WHAT THIS TASK INVOLVES -
Only lines holding the word "text" should be copied from the material.

DATASET EXCERPTS -
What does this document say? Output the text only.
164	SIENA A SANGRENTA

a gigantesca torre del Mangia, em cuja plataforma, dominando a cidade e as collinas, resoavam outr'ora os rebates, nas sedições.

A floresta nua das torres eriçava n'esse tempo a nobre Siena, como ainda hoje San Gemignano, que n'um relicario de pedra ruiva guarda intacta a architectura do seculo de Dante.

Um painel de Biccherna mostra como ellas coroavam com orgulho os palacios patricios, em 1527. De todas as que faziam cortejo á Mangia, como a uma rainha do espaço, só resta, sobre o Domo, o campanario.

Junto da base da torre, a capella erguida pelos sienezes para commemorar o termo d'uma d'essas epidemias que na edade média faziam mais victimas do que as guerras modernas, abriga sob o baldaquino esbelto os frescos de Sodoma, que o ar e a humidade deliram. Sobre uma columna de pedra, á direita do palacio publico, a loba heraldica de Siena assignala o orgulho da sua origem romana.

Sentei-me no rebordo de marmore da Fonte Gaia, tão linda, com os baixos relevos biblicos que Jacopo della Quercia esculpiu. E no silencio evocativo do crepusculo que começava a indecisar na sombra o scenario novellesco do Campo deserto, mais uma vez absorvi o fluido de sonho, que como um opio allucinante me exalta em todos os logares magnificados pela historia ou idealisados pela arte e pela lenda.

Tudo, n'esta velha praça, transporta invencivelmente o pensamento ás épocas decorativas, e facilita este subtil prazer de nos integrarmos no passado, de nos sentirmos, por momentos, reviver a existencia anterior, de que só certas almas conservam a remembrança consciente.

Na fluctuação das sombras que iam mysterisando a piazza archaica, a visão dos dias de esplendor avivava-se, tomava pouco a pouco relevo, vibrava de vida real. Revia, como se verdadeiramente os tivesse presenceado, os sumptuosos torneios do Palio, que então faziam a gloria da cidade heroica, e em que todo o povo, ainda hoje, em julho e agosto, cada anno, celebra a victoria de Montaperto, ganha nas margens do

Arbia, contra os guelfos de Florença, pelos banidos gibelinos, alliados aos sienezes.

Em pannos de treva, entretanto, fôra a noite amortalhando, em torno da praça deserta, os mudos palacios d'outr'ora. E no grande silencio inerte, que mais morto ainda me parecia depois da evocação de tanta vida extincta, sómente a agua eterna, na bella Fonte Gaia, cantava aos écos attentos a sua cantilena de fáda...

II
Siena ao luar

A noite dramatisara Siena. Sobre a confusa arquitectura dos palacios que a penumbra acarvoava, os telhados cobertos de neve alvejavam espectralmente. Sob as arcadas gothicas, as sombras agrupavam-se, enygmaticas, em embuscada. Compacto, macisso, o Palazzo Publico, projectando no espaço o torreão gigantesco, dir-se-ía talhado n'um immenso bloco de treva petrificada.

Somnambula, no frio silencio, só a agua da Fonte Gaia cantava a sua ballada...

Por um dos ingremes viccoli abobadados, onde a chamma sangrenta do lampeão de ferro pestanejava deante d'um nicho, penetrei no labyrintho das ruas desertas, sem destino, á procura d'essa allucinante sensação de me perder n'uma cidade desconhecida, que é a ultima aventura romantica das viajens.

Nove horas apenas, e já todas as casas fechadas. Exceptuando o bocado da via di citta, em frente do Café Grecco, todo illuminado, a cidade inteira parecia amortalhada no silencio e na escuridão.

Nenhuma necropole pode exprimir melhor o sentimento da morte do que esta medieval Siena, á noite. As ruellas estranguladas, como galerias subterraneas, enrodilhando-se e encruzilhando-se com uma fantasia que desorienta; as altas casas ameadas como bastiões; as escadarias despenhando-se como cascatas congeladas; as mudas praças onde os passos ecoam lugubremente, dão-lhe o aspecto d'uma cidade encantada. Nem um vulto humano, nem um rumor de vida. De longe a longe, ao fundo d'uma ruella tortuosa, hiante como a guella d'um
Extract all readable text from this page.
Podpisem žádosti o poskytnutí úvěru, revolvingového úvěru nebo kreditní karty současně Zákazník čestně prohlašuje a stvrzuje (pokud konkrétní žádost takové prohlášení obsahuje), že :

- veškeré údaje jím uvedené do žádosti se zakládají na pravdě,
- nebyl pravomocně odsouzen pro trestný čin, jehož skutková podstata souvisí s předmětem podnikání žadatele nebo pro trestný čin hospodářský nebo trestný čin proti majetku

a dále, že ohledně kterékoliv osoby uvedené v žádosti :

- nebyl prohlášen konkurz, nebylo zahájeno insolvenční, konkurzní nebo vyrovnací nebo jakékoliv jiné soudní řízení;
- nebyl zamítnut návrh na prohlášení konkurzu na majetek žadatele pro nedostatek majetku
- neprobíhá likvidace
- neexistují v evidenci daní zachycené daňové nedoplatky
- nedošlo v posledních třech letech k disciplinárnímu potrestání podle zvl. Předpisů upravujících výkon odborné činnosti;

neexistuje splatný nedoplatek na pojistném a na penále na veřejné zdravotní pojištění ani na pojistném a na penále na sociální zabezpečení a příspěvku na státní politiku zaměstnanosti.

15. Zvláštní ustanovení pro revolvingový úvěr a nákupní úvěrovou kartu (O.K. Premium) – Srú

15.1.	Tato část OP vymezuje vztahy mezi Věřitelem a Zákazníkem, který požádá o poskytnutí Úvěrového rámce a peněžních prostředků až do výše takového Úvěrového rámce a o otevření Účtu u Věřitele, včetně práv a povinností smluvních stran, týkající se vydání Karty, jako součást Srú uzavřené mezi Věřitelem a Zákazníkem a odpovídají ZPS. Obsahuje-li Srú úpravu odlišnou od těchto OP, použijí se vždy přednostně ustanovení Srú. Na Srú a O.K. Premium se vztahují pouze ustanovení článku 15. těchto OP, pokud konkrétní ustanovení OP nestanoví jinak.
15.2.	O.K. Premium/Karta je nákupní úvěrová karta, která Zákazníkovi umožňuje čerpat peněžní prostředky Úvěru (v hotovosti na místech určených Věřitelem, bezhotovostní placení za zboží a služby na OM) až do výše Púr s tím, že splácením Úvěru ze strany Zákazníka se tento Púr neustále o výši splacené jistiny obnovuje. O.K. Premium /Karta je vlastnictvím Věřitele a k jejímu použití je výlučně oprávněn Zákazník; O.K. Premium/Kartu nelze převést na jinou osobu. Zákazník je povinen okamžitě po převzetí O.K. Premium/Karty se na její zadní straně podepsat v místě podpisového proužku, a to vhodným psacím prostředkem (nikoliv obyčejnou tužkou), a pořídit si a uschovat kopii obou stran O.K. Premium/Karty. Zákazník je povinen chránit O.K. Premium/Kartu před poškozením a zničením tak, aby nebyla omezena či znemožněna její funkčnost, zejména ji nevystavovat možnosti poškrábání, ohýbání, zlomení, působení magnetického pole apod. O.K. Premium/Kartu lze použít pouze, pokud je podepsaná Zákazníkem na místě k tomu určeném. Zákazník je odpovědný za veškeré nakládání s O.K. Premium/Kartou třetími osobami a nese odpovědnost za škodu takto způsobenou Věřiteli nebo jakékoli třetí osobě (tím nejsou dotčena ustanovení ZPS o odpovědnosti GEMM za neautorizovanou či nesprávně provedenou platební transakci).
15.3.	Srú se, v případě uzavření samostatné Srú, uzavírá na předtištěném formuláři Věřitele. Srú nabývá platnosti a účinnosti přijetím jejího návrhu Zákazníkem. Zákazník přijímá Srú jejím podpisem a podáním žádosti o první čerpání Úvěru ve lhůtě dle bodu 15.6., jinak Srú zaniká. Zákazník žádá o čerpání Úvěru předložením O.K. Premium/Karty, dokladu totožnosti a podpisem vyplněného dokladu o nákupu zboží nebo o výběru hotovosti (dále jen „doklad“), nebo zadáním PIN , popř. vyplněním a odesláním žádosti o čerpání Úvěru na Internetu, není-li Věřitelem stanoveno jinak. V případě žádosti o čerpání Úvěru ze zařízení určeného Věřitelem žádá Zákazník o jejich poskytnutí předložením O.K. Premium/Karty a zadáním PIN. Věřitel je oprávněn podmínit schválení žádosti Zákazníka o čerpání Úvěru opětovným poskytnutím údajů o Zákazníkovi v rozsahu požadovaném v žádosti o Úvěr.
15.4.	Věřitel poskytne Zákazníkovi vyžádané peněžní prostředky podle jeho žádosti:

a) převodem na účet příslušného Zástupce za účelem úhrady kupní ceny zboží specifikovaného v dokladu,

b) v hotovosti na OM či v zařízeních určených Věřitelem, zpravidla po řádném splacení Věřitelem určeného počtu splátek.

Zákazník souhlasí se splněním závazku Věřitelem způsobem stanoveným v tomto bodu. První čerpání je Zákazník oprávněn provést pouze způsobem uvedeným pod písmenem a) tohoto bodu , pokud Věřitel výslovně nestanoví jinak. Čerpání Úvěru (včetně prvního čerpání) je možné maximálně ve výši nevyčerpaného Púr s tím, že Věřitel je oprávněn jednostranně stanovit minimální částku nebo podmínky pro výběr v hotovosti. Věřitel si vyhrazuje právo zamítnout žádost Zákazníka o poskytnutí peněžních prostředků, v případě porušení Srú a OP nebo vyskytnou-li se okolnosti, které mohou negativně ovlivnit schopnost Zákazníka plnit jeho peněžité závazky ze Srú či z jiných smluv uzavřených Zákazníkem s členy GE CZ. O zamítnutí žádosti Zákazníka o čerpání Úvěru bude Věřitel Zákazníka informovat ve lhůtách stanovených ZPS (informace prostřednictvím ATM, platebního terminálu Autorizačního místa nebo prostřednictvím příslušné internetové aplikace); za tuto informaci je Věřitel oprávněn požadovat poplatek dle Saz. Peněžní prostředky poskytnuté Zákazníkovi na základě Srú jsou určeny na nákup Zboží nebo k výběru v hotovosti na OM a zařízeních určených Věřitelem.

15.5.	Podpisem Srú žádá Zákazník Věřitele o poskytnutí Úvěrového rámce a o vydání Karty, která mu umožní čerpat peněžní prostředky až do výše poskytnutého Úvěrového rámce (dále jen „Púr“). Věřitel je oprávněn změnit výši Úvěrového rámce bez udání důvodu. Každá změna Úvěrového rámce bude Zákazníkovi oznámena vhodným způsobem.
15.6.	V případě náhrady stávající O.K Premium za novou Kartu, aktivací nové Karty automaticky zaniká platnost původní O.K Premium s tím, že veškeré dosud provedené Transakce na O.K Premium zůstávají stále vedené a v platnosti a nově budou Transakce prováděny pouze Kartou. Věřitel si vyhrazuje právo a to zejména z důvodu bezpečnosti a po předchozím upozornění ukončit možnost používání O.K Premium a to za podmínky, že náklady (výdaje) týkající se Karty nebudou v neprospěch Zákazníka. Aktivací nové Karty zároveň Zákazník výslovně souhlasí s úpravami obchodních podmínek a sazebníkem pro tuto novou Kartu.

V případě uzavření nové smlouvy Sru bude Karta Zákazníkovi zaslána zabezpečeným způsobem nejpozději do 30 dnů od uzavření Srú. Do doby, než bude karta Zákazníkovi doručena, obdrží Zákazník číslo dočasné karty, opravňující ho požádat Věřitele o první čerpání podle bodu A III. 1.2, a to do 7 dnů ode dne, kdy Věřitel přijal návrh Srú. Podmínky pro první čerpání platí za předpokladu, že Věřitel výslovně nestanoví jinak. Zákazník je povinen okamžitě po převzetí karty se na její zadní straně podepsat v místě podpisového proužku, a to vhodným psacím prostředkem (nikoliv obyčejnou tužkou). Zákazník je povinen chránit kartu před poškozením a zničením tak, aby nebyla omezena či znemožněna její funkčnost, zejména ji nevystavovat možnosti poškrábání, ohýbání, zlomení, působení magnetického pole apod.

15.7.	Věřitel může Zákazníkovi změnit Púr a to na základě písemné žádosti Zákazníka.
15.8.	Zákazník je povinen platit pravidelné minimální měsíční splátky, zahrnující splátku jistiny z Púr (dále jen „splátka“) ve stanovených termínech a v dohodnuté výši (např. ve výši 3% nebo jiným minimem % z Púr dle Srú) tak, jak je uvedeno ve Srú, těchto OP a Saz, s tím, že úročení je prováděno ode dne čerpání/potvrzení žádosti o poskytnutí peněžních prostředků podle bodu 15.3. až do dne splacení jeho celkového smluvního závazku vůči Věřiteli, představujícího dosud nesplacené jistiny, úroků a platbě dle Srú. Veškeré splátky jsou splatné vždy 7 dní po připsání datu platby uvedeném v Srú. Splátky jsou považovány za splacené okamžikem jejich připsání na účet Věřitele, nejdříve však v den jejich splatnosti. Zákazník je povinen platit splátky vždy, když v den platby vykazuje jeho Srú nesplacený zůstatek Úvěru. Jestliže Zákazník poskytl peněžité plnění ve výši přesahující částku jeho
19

RESULT OF THE TASK -
What does this document say? Output the text only.
Extract all readable text from this page.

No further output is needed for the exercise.